* [Dataset rows]:
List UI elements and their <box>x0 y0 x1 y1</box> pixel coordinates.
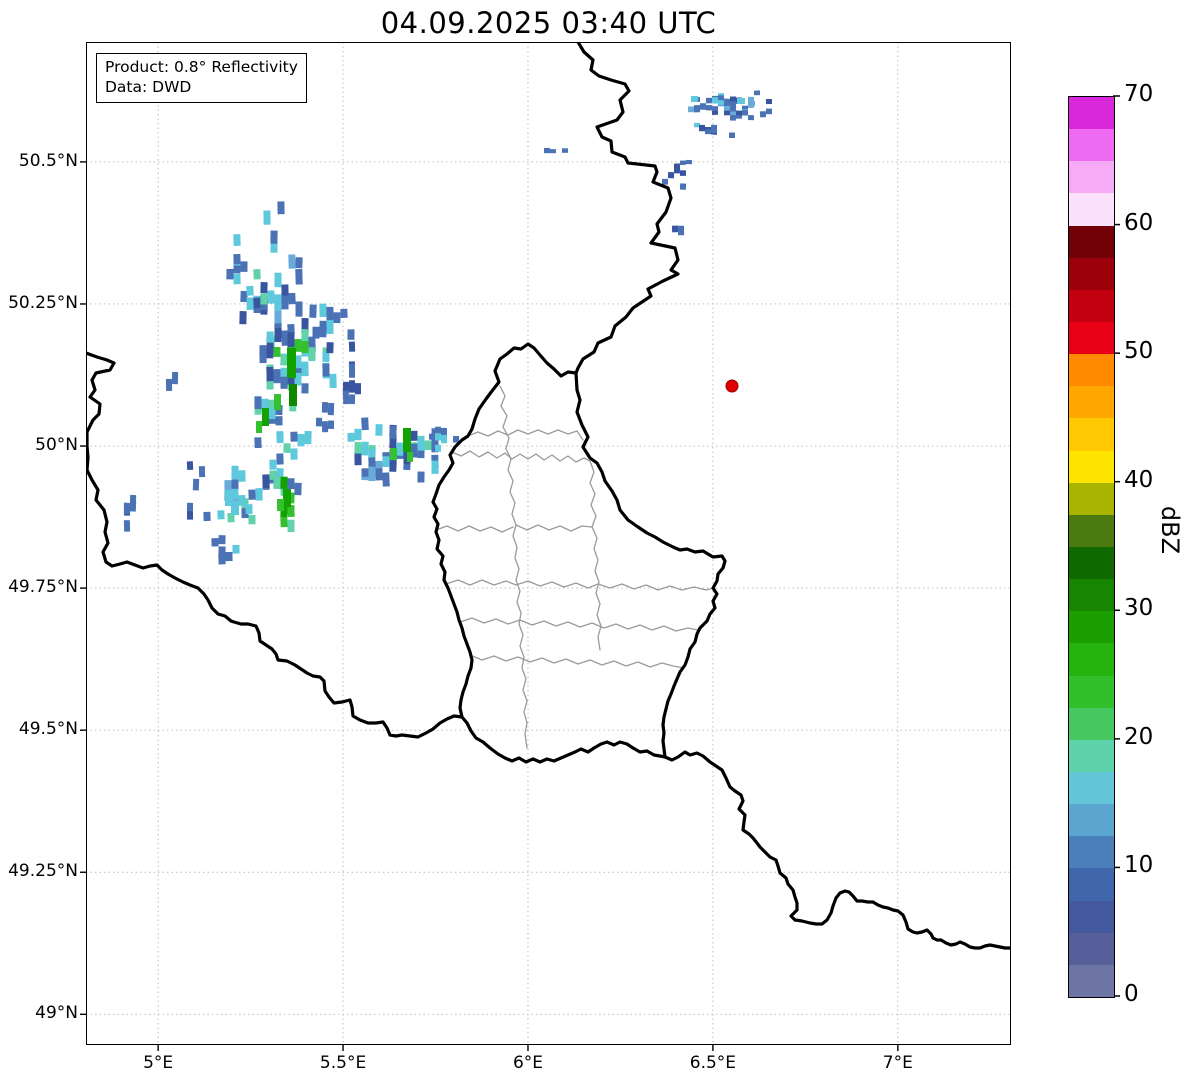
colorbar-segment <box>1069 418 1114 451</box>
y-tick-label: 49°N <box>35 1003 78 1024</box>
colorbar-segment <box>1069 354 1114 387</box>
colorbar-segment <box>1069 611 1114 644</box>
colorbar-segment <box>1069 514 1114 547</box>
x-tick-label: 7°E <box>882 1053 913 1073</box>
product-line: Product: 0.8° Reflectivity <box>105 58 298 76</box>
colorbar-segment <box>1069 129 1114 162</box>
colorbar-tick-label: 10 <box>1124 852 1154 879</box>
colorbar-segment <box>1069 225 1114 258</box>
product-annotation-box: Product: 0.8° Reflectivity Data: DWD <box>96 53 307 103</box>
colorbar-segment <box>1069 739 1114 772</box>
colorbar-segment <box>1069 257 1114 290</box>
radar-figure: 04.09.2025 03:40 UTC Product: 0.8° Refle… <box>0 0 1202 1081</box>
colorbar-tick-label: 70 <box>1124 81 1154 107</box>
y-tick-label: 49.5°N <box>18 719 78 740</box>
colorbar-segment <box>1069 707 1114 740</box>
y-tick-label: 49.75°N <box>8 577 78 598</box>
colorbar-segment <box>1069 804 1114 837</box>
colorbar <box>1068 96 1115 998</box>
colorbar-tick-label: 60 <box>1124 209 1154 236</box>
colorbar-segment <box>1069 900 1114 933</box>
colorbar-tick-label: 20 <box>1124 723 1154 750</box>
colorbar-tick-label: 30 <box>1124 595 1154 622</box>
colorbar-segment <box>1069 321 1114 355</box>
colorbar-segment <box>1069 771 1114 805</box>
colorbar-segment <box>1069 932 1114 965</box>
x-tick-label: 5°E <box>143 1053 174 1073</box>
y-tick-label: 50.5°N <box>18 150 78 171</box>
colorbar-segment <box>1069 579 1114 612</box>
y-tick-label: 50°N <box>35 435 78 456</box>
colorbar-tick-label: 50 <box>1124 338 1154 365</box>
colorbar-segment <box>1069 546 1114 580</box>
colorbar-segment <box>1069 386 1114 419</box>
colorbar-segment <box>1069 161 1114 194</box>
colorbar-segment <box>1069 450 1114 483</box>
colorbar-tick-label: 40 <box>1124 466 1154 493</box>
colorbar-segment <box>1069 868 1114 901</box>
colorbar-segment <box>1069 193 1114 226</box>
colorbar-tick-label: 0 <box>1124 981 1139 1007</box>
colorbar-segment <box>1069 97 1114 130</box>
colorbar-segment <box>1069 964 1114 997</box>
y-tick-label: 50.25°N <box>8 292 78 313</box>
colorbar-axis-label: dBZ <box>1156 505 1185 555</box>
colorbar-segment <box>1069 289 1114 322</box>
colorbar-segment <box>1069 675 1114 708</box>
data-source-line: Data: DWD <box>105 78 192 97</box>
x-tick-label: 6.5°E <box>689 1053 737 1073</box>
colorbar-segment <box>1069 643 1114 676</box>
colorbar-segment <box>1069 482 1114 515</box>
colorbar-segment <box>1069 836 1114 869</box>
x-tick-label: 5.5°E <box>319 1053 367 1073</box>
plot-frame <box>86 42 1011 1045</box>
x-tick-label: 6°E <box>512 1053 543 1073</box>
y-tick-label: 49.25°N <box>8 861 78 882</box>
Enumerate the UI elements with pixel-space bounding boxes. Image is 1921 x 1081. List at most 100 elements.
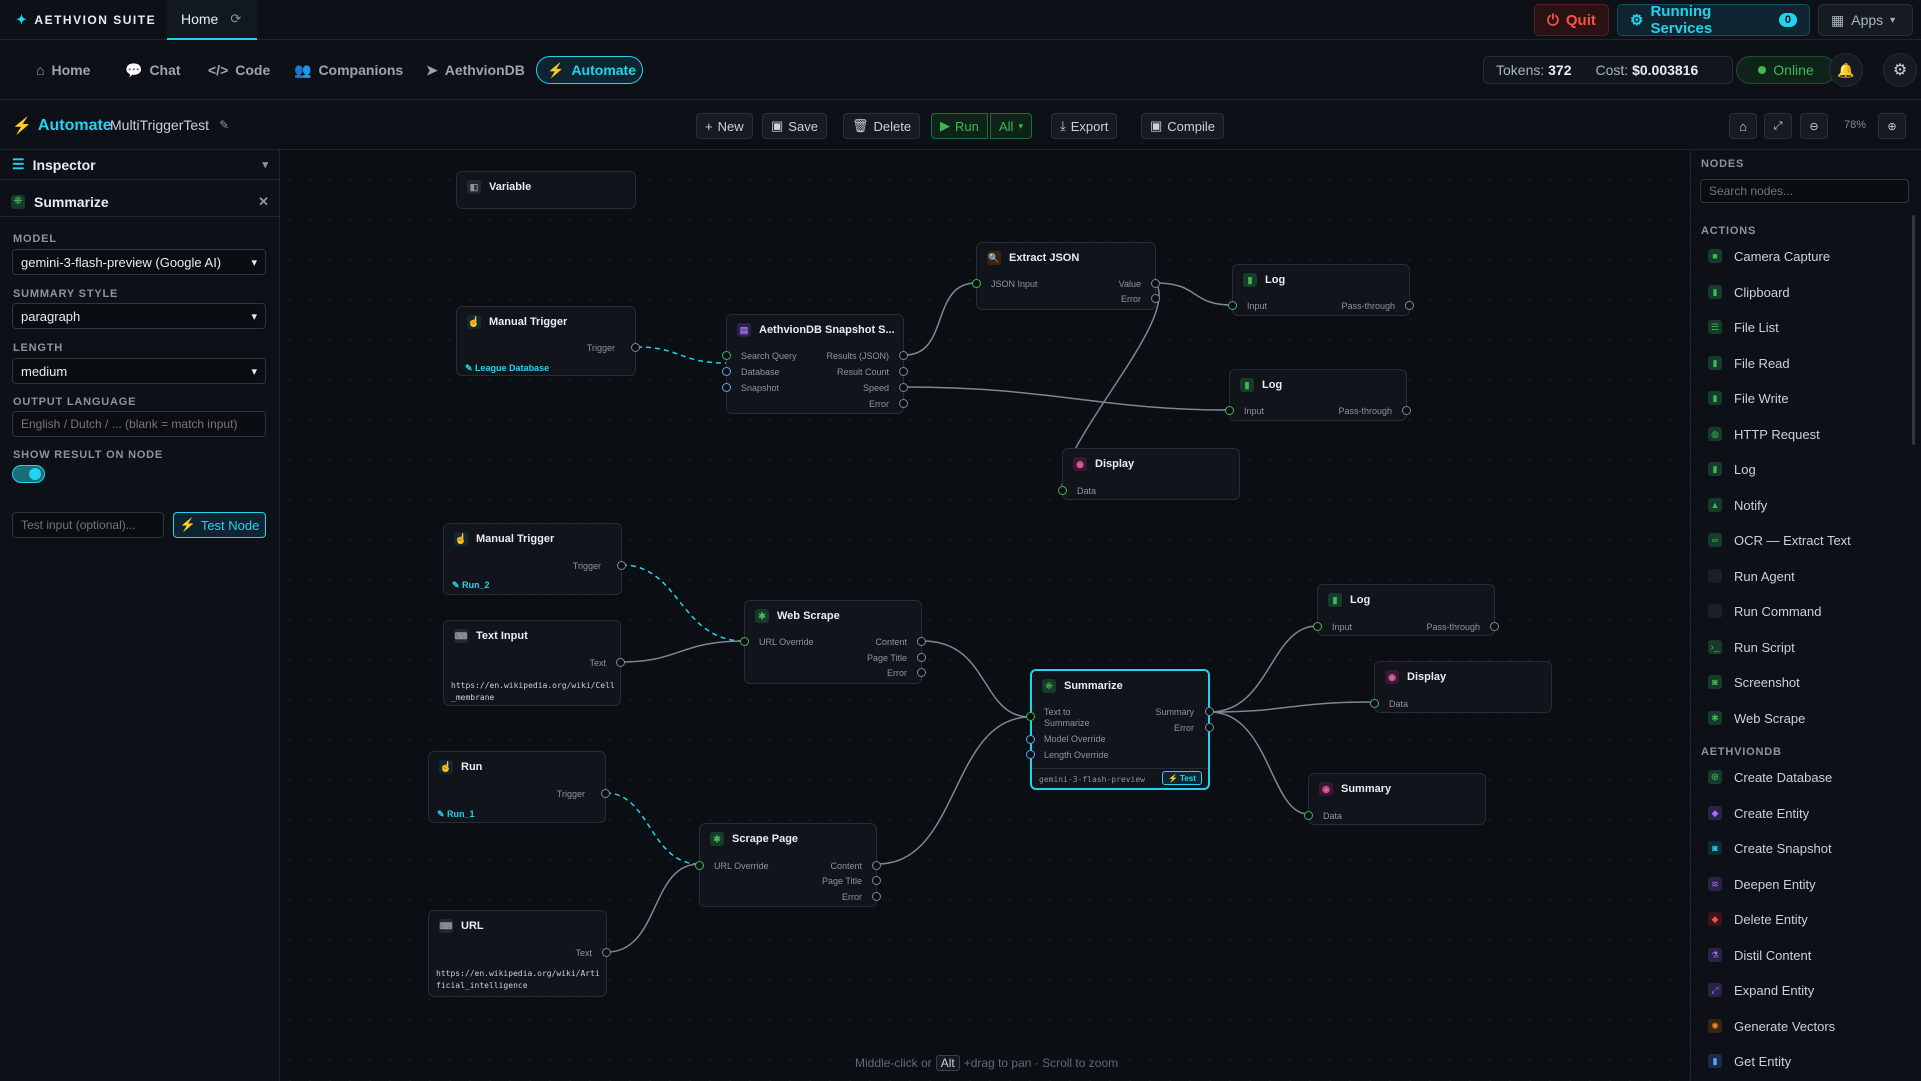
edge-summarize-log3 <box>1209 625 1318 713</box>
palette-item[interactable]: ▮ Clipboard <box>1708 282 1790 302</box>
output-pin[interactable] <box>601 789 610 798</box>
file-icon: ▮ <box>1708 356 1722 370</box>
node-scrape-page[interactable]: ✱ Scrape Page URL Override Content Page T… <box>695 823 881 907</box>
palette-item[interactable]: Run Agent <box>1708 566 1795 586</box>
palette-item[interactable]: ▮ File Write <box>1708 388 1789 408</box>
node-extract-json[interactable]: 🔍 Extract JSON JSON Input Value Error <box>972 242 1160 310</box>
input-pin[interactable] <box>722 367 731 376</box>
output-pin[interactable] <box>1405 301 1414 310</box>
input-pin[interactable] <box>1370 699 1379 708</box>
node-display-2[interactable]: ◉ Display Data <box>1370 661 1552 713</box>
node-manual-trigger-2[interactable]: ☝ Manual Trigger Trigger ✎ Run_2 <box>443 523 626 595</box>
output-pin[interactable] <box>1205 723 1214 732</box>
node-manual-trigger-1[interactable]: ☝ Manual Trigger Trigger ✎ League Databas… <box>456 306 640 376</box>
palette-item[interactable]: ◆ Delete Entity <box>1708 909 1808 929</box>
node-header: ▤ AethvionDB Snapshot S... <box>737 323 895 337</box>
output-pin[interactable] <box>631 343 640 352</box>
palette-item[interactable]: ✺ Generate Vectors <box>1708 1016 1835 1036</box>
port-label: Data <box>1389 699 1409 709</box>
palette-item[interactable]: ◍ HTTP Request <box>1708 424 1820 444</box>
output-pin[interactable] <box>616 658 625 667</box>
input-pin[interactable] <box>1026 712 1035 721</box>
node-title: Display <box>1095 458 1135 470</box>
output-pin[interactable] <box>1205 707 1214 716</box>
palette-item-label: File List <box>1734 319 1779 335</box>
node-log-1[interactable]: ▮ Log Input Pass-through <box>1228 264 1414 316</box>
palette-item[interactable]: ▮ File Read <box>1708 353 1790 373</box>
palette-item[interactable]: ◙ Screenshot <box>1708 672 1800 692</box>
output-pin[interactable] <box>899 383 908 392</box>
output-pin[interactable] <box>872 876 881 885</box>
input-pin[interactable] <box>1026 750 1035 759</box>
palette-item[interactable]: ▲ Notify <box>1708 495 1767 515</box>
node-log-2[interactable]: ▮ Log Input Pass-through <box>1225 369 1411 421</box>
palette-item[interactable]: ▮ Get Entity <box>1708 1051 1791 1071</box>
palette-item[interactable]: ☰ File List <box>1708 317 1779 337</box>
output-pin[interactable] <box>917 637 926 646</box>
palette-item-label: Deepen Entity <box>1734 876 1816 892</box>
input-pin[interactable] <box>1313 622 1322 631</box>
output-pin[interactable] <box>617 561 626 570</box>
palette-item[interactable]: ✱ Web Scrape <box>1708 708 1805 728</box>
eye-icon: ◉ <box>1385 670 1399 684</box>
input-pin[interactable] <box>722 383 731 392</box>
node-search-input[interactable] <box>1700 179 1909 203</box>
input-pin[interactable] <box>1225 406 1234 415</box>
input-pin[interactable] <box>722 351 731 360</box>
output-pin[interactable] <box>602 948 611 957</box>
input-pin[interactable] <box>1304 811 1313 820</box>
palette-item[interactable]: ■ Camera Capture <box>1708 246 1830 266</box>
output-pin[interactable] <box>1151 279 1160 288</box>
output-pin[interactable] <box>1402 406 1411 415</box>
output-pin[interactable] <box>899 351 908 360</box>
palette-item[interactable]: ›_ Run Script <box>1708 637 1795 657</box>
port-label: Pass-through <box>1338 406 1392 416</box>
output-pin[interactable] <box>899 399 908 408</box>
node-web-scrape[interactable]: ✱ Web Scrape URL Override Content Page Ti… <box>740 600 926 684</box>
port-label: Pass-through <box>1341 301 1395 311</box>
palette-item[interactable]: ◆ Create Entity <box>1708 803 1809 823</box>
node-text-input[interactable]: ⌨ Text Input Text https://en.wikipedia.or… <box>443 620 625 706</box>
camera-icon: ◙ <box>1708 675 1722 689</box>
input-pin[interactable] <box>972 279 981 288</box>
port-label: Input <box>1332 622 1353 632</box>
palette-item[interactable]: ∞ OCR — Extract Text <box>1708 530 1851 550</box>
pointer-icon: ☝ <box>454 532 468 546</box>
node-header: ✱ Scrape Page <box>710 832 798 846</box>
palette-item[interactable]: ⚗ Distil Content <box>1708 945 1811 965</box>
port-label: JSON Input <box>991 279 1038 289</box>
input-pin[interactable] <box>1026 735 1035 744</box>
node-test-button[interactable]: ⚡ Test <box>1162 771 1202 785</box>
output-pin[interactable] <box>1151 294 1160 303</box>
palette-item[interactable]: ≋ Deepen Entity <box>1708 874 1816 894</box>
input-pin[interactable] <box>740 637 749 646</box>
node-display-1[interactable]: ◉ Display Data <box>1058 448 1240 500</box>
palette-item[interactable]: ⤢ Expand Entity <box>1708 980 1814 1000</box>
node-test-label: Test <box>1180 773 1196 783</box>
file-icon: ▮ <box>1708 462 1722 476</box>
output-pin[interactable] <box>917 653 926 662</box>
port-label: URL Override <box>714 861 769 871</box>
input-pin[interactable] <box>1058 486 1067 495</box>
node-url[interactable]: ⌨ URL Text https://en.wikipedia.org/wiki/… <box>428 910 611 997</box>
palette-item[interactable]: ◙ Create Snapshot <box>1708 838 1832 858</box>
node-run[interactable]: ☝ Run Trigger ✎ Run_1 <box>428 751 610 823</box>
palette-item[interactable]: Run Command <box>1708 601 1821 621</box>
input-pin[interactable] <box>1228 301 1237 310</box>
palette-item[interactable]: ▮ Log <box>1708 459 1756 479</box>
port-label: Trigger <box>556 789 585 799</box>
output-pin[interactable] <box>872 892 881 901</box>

* [What the task requires]: Convert everything from the line containing "colorbar-segment <box>1069 418 1114 451</box>" down to the line containing "colorbar-segment <box>1069 321 1114 355</box>" into a JSON list of strings, one string per line, leaving out blank lines.

* [Answer for this exercise]:
[
  "colorbar-segment <box>1069 418 1114 451</box>",
  "y-tick-label: 49°N <box>35 1003 78 1024</box>",
  "colorbar-segment <box>1069 354 1114 387</box>",
  "colorbar-segment <box>1069 611 1114 644</box>",
  "colorbar-segment <box>1069 514 1114 547</box>",
  "x-tick-label: 7°E <box>882 1053 913 1073</box>",
  "product-line: Product: 0.8° Reflectivity <box>105 58 298 76</box>",
  "colorbar-segment <box>1069 129 1114 162</box>",
  "colorbar-tick-label: 10 <box>1124 852 1154 879</box>",
  "colorbar-segment <box>1069 225 1114 258</box>",
  "product-annotation-box: Product: 0.8° Reflectivity Data: DWD <box>96 53 307 103</box>",
  "colorbar-segment <box>1069 739 1114 772</box>",
  "colorbar-segment <box>1069 257 1114 290</box>",
  "radar-figure: 04.09.2025 03:40 UTC Product: 0.8° Refle… <box>0 0 1202 1081</box>",
  "colorbar-tick-label: 70 <box>1124 81 1154 107</box>",
  "y-tick-label: 49.5°N <box>18 719 78 740</box>",
  "colorbar-segment <box>1069 707 1114 740</box>",
  "y-tick-label: 49.75°N <box>8 577 78 598</box>",
  "colorbar-segment <box>1069 804 1114 837</box>",
  "colorbar <box>1068 96 1115 998</box>",
  "colorbar-tick-label: 60 <box>1124 209 1154 236</box>",
  "colorbar-segment <box>1069 900 1114 933</box>",
  "colorbar-tick-label: 20 <box>1124 723 1154 750</box>",
  "colorbar-tick-label: 30 <box>1124 595 1154 622</box>",
  "colorbar-segment <box>1069 321 1114 355</box>"
]